[Records from a data source]

= = = = = = =

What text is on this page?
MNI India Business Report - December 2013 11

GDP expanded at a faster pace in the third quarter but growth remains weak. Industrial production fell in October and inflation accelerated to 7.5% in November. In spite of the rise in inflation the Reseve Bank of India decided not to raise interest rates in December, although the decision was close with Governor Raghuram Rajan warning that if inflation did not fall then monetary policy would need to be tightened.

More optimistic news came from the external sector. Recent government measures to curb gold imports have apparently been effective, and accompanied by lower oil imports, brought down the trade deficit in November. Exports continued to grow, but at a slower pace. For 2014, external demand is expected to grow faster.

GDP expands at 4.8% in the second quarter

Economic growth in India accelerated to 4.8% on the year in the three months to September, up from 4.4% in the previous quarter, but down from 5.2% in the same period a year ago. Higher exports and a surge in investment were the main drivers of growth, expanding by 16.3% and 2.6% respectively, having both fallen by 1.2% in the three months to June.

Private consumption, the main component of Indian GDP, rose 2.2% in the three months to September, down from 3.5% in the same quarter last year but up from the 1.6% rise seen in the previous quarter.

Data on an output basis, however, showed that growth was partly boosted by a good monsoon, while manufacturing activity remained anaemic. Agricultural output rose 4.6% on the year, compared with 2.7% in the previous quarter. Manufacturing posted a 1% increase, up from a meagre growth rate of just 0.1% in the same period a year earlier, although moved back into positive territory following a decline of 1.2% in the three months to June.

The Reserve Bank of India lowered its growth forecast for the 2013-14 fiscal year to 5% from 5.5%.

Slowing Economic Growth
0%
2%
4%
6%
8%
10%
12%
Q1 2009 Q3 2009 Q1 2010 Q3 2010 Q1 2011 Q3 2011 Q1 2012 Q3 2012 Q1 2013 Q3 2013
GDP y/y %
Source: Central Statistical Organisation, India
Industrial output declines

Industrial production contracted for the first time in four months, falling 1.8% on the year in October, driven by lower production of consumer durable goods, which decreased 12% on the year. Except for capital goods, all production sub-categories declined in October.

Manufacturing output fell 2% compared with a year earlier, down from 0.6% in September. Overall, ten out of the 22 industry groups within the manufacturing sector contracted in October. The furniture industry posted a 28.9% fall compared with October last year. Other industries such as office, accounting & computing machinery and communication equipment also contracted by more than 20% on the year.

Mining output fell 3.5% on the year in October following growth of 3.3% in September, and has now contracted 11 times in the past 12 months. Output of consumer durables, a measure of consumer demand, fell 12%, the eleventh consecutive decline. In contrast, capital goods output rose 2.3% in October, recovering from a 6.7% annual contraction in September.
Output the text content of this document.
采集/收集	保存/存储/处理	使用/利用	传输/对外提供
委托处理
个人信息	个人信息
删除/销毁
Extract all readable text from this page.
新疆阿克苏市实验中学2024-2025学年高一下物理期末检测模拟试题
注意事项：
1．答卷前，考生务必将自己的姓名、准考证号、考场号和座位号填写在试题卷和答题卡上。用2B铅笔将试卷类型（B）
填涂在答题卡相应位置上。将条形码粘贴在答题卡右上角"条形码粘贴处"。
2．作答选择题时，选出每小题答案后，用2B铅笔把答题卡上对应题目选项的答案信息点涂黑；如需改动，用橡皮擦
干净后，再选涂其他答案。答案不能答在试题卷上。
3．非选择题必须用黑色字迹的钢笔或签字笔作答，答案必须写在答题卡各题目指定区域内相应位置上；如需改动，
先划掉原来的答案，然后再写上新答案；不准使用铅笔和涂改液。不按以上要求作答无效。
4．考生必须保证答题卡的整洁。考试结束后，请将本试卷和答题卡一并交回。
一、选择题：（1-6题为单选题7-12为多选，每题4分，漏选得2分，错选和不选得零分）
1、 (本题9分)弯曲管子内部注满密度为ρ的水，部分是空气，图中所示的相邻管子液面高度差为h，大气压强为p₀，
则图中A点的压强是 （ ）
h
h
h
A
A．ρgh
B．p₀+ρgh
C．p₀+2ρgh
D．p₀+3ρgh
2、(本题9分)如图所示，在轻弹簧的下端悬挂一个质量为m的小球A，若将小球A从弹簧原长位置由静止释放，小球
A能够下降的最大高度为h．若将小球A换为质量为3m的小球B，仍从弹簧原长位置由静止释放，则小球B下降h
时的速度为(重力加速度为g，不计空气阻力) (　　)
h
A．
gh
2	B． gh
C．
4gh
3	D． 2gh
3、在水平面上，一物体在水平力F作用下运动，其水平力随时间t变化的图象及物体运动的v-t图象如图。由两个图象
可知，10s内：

= = = = = = =

▸ Written task
Set down every record above exactly as given.

▸ Completed task
What text is on this page?
MNI India Business Report - December 2013 11

GDP expanded at a faster pace in the third quarter but growth remains weak. Industrial production fell in October and inflation accelerated to 7.5% in November. In spite of the rise in inflation the Reseve Bank of India decided not to raise interest rates in December, although the decision was close with Governor Raghuram Rajan warning that if inflation did not fall then monetary policy would need to be tightened.

More optimistic news came from the external sector. Recent government measures to curb gold imports have apparently been effective, and accompanied by lower oil imports, brought down the trade deficit in November. Exports continued to grow, but at a slower pace. For 2014, external demand is expected to grow faster.

GDP expands at 4.8% in the second quarter

Economic growth in India accelerated to 4.8% on the year in the three months to September, up from 4.4% in the previous quarter, but down from 5.2% in the same period a year ago. Higher exports and a surge in investment were the main drivers of growth, expanding by 16.3% and 2.6% respectively, having both fallen by 1.2% in the three months to June.

Private consumption, the main component of Indian GDP, rose 2.2% in the three months to September, down from 3.5% in the same quarter last year but up from the 1.6% rise seen in the previous quarter.

Data on an output basis, however, showed that growth was partly boosted by a good monsoon, while manufacturing activity remained anaemic. Agricultural output rose 4.6% on the year, compared with 2.7% in the previous quarter. Manufacturing posted a 1% increase, up from a meagre growth rate of just 0.1% in the same period a year earlier, although moved back into positive territory following a decline of 1.2% in the three months to June.

The Reserve Bank of India lowered its growth forecast for the 2013-14 fiscal year to 5% from 5.5%.

Slowing Economic Growth
0%
2%
4%
6%
8%
10%
12%
Q1 2009 Q3 2009 Q1 2010 Q3 2010 Q1 2011 Q3 2011 Q1 2012 Q3 2012 Q1 2013 Q3 2013
GDP y/y %
Source: Central Statistical Organisation, India
Industrial output declines

Industrial production contracted for the first time in four months, falling 1.8% on the year in October, driven by lower production of consumer durable goods, which decreased 12% on the year. Except for capital goods, all production sub-categories declined in October.

Manufacturing output fell 2% compared with a year earlier, down from 0.6% in September. Overall, ten out of the 22 industry groups within the manufacturing sector contracted in October. The furniture industry posted a 28.9% fall compared with October last year. Other industries such as office, accounting & computing machinery and communication equipment also contracted by more than 20% on the year.

Mining output fell 3.5% on the year in October following growth of 3.3% in September, and has now contracted 11 times in the past 12 months. Output of consumer durables, a measure of consumer demand, fell 12%, the eleventh consecutive decline. In contrast, capital goods output rose 2.3% in October, recovering from a 6.7% annual contraction in September.
Output the text content of this document.
采集/收集	保存/存储/处理	使用/利用	传输/对外提供
委托处理
个人信息	个人信息
删除/销毁
Extract all readable text from this page.
新疆阿克苏市实验中学2024-2025学年高一下物理期末检测模拟试题
注意事项：
1．答卷前，考生务必将自己的姓名、准考证号、考场号和座位号填写在试题卷和答题卡上。用2B铅笔将试卷类型（B）
填涂在答题卡相应位置上。将条形码粘贴在答题卡右上角"条形码粘贴处"。
2．作答选择题时，选出每小题答案后，用2B铅笔把答题卡上对应题目选项的答案信息点涂黑；如需改动，用橡皮擦
干净后，再选涂其他答案。答案不能答在试题卷上。
3．非选择题必须用黑色字迹的钢笔或签字笔作答，答案必须写在答题卡各题目指定区域内相应位置上；如需改动，
先划掉原来的答案，然后再写上新答案；不准使用铅笔和涂改液。不按以上要求作答无效。
4．考生必须保证答题卡的整洁。考试结束后，请将本试卷和答题卡一并交回。
一、选择题：（1-6题为单选题7-12为多选，每题4分，漏选得2分，错选和不选得零分）
1、 (本题9分)弯曲管子内部注满密度为ρ的水，部分是空气，图中所示的相邻管子液面高度差为h，大气压强为p₀，
则图中A点的压强是 （ ）
h
h
h
A
A．ρgh
B．p₀+ρgh
C．p₀+2ρgh
D．p₀+3ρgh
2、(本题9分)如图所示，在轻弹簧的下端悬挂一个质量为m的小球A，若将小球A从弹簧原长位置由静止释放，小球
A能够下降的最大高度为h．若将小球A换为质量为3m的小球B，仍从弹簧原长位置由静止释放，则小球B下降h
时的速度为(重力加速度为g，不计空气阻力) (　　)
h
A．
gh
2	B． gh
C．
4gh
3	D． 2gh
3、在水平面上，一物体在水平力F作用下运动，其水平力随时间t变化的图象及物体运动的v-t图象如图。由两个图象
可知，10s内：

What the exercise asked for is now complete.